━━ MATERIALS PROVIDED ━━

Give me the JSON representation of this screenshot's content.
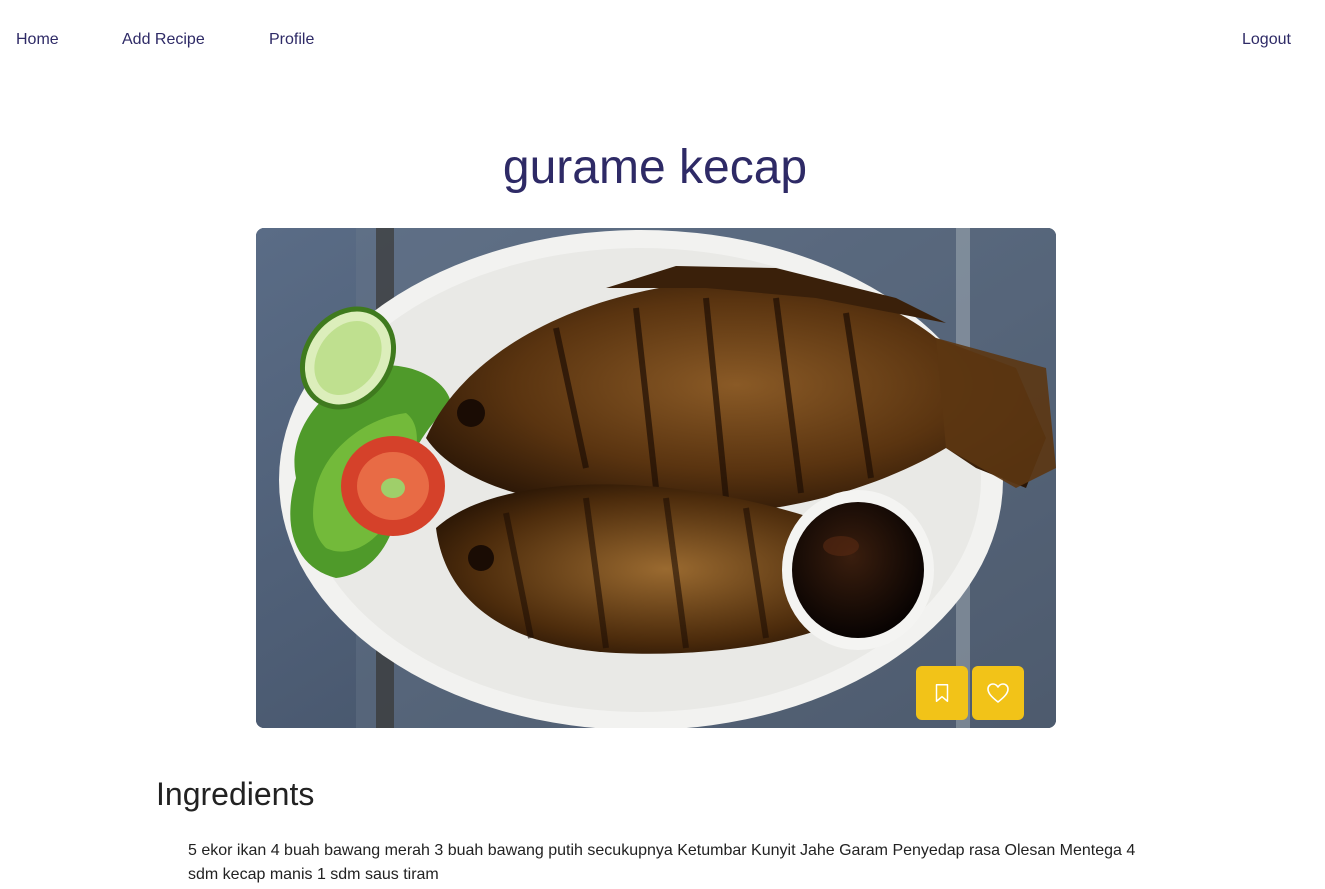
{
  "nav": {
    "home": "Home",
    "add_recipe": "Add Recipe",
    "profile": "Profile",
    "logout": "Logout"
  },
  "recipe": {
    "title": "gurame kecap",
    "image_alt": "gurame kecap",
    "ingredients_heading": "Ingredients",
    "ingredients_text": "5 ekor ikan 4 buah bawang merah 3 buah bawang putih secukupnya Ketumbar Kunyit Jahe Garam Penyedap rasa Olesan Mentega 4 sdm kecap manis 1 sdm saus tiram"
  },
  "actions": {
    "bookmark_icon": "bookmark-icon",
    "like_icon": "heart-icon"
  },
  "colors": {
    "brand_text": "#2e2a66",
    "action_button": "#f2c318"
  }
}
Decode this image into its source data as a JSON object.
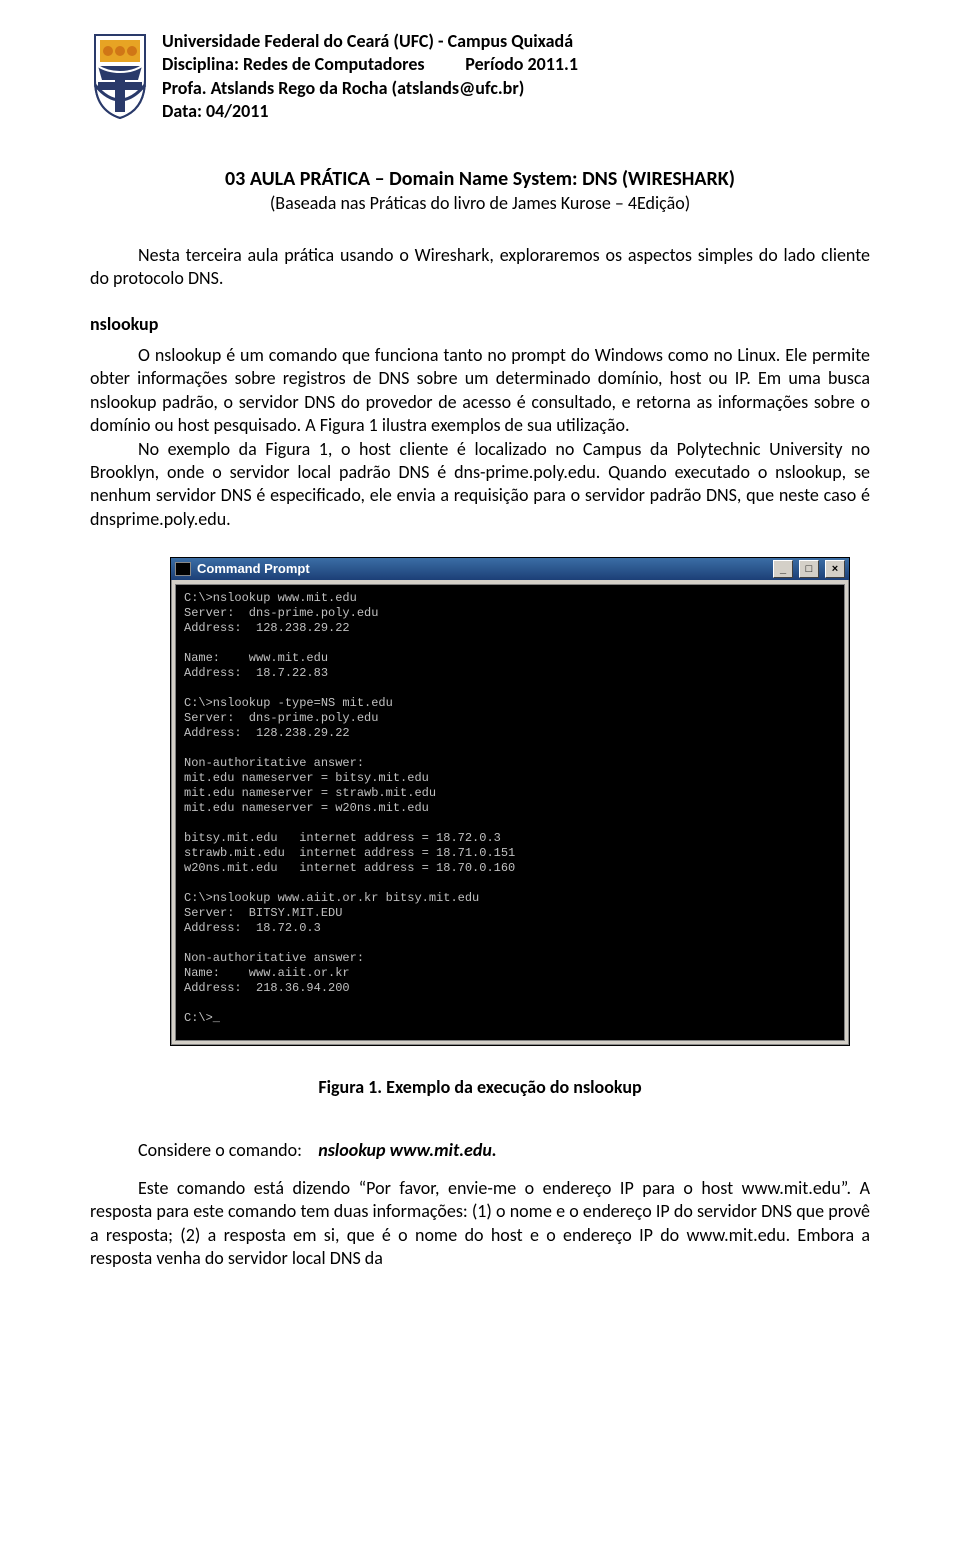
{
  "header": {
    "line1": "Universidade Federal do Ceará  (UFC) - Campus Quixadá",
    "line2a": "Disciplina: Redes de Computadores",
    "line2b": "Período 2011.1",
    "line3": "Profa. Atslands Rego da Rocha    (atslands@ufc.br)",
    "line4": "Data:  04/2011"
  },
  "title": {
    "main": "03 AULA PRÁTICA – Domain Name System: DNS  (WIRESHARK)",
    "sub": "(Baseada nas Práticas do livro de James Kurose – 4Edição)"
  },
  "intro": "Nesta terceira aula prática usando o Wireshark, exploraremos os aspectos simples do lado cliente do protocolo DNS.",
  "section1": "nslookup",
  "para1": "O nslookup é um comando que funciona tanto no prompt do Windows como no Linux. Ele permite obter informações sobre registros de DNS sobre um determinado domínio, host ou IP. Em uma busca nslookup padrão, o servidor DNS do provedor de acesso é consultado, e retorna as informações sobre o domínio ou host pesquisado. A Figura 1 ilustra exemplos de sua utilização.",
  "para2": "No exemplo da Figura 1, o host cliente é localizado no Campus da Polytechnic University no Brooklyn, onde o servidor local padrão DNS é dns-prime.poly.edu. Quando executado o nslookup, se nenhum servidor DNS é especificado, ele envia a requisição para o servidor padrão DNS, que neste caso é dnsprime.poly.edu.",
  "cmd": {
    "title": "Command Prompt",
    "min": "_",
    "max": "□",
    "close": "×",
    "content": "C:\\>nslookup www.mit.edu\nServer:  dns-prime.poly.edu\nAddress:  128.238.29.22\n\nName:    www.mit.edu\nAddress:  18.7.22.83\n\nC:\\>nslookup -type=NS mit.edu\nServer:  dns-prime.poly.edu\nAddress:  128.238.29.22\n\nNon-authoritative answer:\nmit.edu nameserver = bitsy.mit.edu\nmit.edu nameserver = strawb.mit.edu\nmit.edu nameserver = w20ns.mit.edu\n\nbitsy.mit.edu   internet address = 18.72.0.3\nstrawb.mit.edu  internet address = 18.71.0.151\nw20ns.mit.edu   internet address = 18.70.0.160\n\nC:\\>nslookup www.aiit.or.kr bitsy.mit.edu\nServer:  BITSY.MIT.EDU\nAddress:  18.72.0.3\n\nNon-authoritative answer:\nName:    www.aiit.or.kr\nAddress:  218.36.94.200\n\nC:\\>_"
  },
  "fig_caption": "Figura 1. Exemplo da execução do nslookup",
  "consider_label": "Considere o comando:",
  "consider_cmd": "nslookup www.mit.edu.",
  "para3": "Este comando está dizendo “Por favor, envie-me o endereço IP para o host www.mit.edu”.  A resposta para este comando tem duas informações: (1) o nome e o endereço IP do servidor DNS que provê a resposta;  (2) a resposta em si, que é o nome do host e o endereço IP do www.mit.edu. Embora a resposta venha do servidor local DNS da"
}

━━━

WORK TO COMPLETE ▸ Find the lines containing "JSON" and list every one of them.

FINISHED ANSWER ▸
Give me the JSON representation of this screenshot's content.
Decode this image into its source data as a JSON object.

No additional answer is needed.